What you need to do: Examine the material below and count the lines that hold the word "Brně". Report only the number.

Records to process:
# # # # #
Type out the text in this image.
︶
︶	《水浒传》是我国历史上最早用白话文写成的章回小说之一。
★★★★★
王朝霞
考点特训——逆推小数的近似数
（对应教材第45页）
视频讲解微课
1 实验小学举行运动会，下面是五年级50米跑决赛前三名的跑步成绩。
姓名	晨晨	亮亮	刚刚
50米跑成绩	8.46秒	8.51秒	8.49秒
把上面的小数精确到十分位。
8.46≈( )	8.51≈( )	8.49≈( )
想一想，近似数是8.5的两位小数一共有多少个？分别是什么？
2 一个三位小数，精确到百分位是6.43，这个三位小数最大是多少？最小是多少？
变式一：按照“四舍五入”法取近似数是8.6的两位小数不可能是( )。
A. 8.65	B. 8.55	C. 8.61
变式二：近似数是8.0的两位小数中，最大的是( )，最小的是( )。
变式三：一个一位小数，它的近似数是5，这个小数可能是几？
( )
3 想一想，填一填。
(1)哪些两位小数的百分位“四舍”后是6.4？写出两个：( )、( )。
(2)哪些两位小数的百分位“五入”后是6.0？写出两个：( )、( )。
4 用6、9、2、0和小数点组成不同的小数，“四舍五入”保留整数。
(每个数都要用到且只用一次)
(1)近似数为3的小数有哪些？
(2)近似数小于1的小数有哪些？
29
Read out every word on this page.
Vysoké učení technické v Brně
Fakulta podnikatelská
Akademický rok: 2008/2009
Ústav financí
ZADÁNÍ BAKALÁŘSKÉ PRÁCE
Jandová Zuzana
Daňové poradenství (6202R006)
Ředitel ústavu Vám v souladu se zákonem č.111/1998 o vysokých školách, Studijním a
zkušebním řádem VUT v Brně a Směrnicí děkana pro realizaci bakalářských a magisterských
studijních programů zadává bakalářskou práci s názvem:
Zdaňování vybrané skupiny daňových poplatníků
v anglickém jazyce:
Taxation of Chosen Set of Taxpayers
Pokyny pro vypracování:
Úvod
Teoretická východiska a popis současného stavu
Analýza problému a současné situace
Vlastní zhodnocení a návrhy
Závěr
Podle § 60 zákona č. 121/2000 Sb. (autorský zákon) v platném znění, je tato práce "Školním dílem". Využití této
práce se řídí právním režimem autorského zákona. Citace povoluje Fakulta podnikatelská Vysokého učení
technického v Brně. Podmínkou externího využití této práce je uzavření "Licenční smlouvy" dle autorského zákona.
# # # # #
Solved problem: 3